Find each line containing the word "DHCP" and report how many there are. Add nothing else.

===

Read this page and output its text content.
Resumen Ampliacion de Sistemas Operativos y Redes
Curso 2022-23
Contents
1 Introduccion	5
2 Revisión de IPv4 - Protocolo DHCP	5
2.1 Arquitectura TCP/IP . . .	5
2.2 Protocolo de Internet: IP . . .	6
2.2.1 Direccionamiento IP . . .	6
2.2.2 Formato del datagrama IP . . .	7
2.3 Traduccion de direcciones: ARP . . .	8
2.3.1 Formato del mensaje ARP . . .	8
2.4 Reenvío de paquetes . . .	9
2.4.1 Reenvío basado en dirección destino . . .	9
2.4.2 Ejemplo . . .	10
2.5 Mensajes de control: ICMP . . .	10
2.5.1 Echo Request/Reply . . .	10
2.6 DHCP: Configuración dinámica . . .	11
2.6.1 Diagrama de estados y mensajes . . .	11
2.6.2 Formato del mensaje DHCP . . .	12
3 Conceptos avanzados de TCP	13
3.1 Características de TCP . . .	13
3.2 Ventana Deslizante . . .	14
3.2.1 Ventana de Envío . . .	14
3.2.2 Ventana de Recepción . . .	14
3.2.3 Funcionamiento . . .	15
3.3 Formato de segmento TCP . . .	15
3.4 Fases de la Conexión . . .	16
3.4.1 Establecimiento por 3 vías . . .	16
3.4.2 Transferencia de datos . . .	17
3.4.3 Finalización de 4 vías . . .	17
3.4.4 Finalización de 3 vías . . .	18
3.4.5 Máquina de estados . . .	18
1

===

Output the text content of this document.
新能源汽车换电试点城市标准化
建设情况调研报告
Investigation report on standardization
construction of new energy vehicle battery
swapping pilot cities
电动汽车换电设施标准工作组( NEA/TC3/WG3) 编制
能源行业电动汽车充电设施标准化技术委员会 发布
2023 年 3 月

===

**SOLUTION FOR THIS PROBLEM:** 3